(STATED PROBLEM) Report how many lines in the listing below include the word "icon". Write nothing besides the number.
____
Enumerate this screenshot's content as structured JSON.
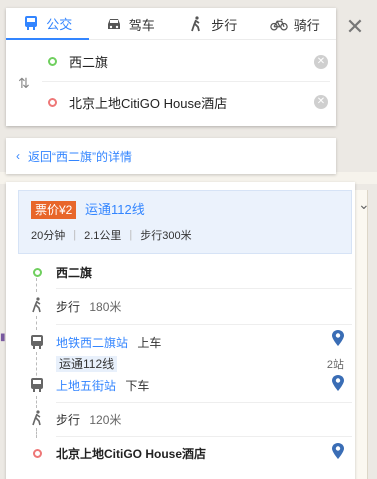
{
  "modes": [
    {
      "label": "公交",
      "icon": "bus-icon",
      "active": true
    },
    {
      "label": "驾车",
      "icon": "car-icon",
      "active": false
    },
    {
      "label": "步行",
      "icon": "walk-icon",
      "active": false
    },
    {
      "label": "骑行",
      "icon": "bike-icon",
      "active": false
    }
  ],
  "origin": "西二旗",
  "destination": "北京上地CitiGO House酒店",
  "back_link": "返回“西二旗”的详情",
  "summary": {
    "price": "票价¥2",
    "line": "运通112线",
    "duration": "20分钟",
    "distance": "2.1公里",
    "walk": "步行300米"
  },
  "steps": {
    "start": "西二旗",
    "walk1_label": "步行",
    "walk1_dist": "180米",
    "board_station": "地铁西二旗站",
    "board_action": "上车",
    "route_tag": "运通112线",
    "stop_count": "2站",
    "alight_station": "上地五街站",
    "alight_action": "下车",
    "walk2_label": "步行",
    "walk2_dist": "120米",
    "end": "北京上地CitiGO House酒店"
  },
  "colors": {
    "accent": "#3385ff",
    "price_badge": "#e8662a",
    "origin_dot": "#6fcf5e",
    "dest_dot": "#ee7777"
  }
}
____
(SOLUTION TO THIS EXERCISE) 4